# Recorded data:
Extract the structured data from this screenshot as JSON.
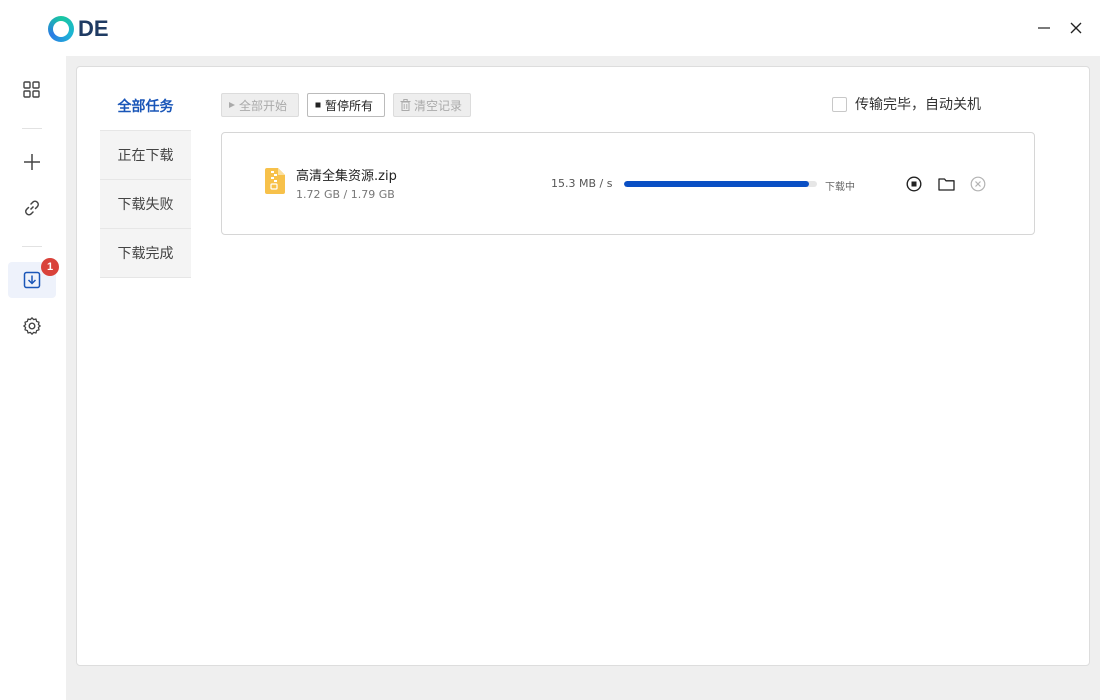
{
  "app": {
    "logo_text": "DE",
    "window_controls": {
      "minimize": "−",
      "close": "✕"
    },
    "colors": {
      "accent": "#1a56b8",
      "progress": "#0a4fc4",
      "badge": "#d9423a"
    }
  },
  "sidebar": {
    "items": [
      {
        "name": "apps-grid-icon"
      },
      {
        "name": "add-task-icon"
      },
      {
        "name": "link-icon"
      },
      {
        "name": "downloads-icon",
        "badge": "1",
        "active": true
      },
      {
        "name": "settings-gear-icon"
      }
    ]
  },
  "tabs": [
    {
      "label": "全部任务",
      "active": true
    },
    {
      "label": "正在下载"
    },
    {
      "label": "下载失败"
    },
    {
      "label": "下载完成"
    }
  ],
  "toolbar": {
    "start_all": "全部开始",
    "pause_all": "暂停所有",
    "clear_records": "清空记录"
  },
  "auto_shutdown_label": "传输完毕，自动关机",
  "downloads": [
    {
      "file_name": "高清全集资源.zip",
      "size_text": "1.72 GB / 1.79 GB",
      "speed": "15.3 MB / s",
      "progress": 0.96,
      "status": "下载中"
    }
  ]
}
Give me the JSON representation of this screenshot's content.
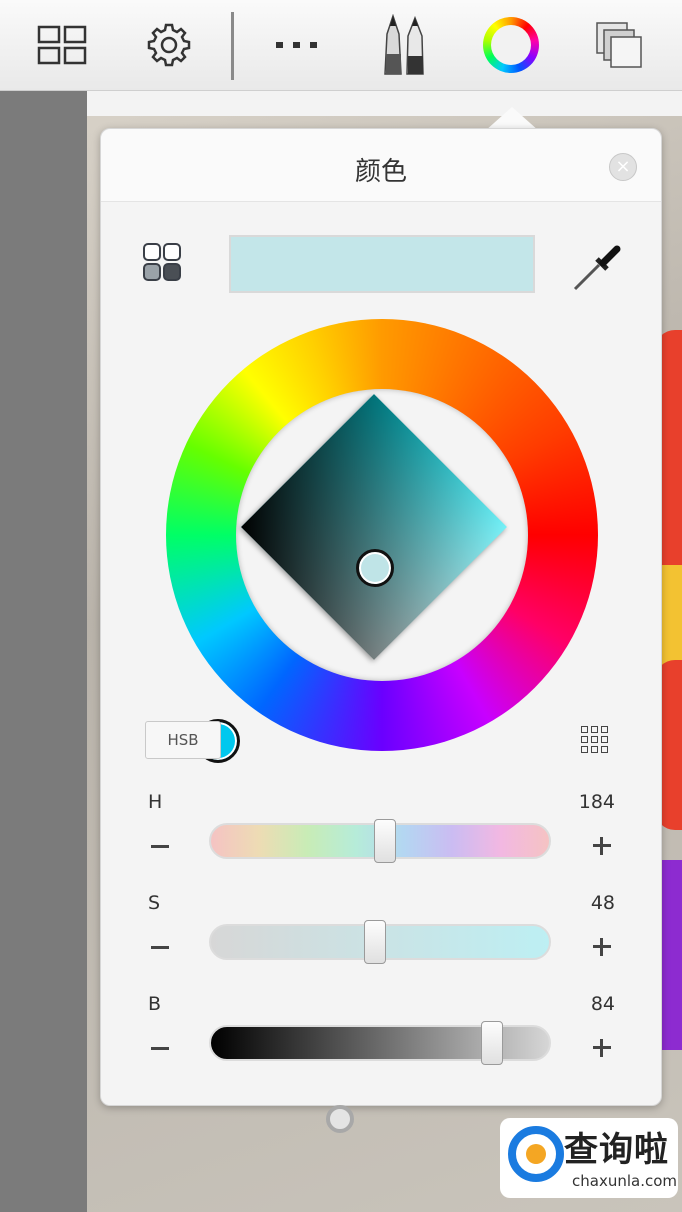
{
  "toolbar": {
    "icons": [
      "layout-grid-icon",
      "settings-gear-icon",
      "more-dots-icon",
      "brush-tools-icon",
      "color-wheel-icon",
      "layers-icon"
    ]
  },
  "panel": {
    "title": "颜色",
    "close_symbol": "×",
    "current_color": "#c3e6e9",
    "mode_label": "HSB"
  },
  "sliders": [
    {
      "label": "H",
      "value": "184",
      "position": 0.5
    },
    {
      "label": "S",
      "value": "48",
      "position": 0.48
    },
    {
      "label": "B",
      "value": "84",
      "position": 0.84
    }
  ],
  "watermark": {
    "title": "查询啦",
    "url": "chaxunla.com"
  }
}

# The problem:
Reproduce the entries exactly. Do not carry over any picture.

# Exercise output:
Extract the structured data from this screenshot as JSON.
{
  "app": {
    "logo_text": "DE",
    "window_controls": {
      "minimize": "−",
      "close": "✕"
    },
    "colors": {
      "accent": "#1a56b8",
      "progress": "#0a4fc4",
      "badge": "#d9423a"
    }
  },
  "sidebar": {
    "items": [
      {
        "name": "apps-grid-icon"
      },
      {
        "name": "add-task-icon"
      },
      {
        "name": "link-icon"
      },
      {
        "name": "downloads-icon",
        "badge": "1",
        "active": true
      },
      {
        "name": "settings-gear-icon"
      }
    ]
  },
  "tabs": [
    {
      "label": "全部任务",
      "active": true
    },
    {
      "label": "正在下载"
    },
    {
      "label": "下载失败"
    },
    {
      "label": "下载完成"
    }
  ],
  "toolbar": {
    "start_all": "全部开始",
    "pause_all": "暂停所有",
    "clear_records": "清空记录"
  },
  "auto_shutdown_label": "传输完毕，自动关机",
  "downloads": [
    {
      "file_name": "高清全集资源.zip",
      "size_text": "1.72 GB / 1.79 GB",
      "speed": "15.3 MB / s",
      "progress": 0.96,
      "status": "下载中"
    }
  ]
}
Give me the JSON representation of this screenshot's content.
{
  "toolbar": {
    "icons": [
      "layout-grid-icon",
      "settings-gear-icon",
      "more-dots-icon",
      "brush-tools-icon",
      "color-wheel-icon",
      "layers-icon"
    ]
  },
  "panel": {
    "title": "颜色",
    "close_symbol": "×",
    "current_color": "#c3e6e9",
    "mode_label": "HSB"
  },
  "sliders": [
    {
      "label": "H",
      "value": "184",
      "position": 0.5
    },
    {
      "label": "S",
      "value": "48",
      "position": 0.48
    },
    {
      "label": "B",
      "value": "84",
      "position": 0.84
    }
  ],
  "watermark": {
    "title": "查询啦",
    "url": "chaxunla.com"
  }
}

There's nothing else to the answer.